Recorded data

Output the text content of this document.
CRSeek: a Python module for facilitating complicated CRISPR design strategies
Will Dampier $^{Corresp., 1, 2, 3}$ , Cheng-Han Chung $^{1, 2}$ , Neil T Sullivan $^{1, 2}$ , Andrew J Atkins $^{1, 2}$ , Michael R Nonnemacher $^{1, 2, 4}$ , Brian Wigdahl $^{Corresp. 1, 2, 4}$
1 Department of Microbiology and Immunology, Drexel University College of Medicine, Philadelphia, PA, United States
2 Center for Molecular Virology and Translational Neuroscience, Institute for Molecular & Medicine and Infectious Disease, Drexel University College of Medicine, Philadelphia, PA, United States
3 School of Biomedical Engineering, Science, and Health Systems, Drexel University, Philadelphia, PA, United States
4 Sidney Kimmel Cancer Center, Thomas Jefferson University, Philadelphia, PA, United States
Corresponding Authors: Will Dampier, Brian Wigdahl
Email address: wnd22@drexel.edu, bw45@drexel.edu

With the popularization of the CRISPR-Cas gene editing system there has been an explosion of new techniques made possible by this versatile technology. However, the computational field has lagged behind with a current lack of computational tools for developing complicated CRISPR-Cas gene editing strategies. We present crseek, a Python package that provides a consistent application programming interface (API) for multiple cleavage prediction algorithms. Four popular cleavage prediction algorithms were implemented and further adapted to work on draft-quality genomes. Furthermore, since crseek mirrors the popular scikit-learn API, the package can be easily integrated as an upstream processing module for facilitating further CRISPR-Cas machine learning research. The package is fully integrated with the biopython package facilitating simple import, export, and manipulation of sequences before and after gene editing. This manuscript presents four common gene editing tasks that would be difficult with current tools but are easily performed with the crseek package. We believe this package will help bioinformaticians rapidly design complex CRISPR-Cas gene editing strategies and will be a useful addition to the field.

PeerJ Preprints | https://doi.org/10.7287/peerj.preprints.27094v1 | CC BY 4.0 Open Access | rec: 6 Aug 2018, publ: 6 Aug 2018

* [INSTRUCTIONS FOR THE TASK]:
Which lines of the records above contain the word "College"? Show each of them.

* [SOLVED EXERCISE]:
1 Department of Microbiology and Immunology, Drexel University College of Medicine, Philadelphia, PA, United States
2 Center for Molecular Virology and Translational Neuroscience, Institute for Molecular & Medicine and Infectious Disease, Drexel University College of Medicine, Philadelphia, PA, United States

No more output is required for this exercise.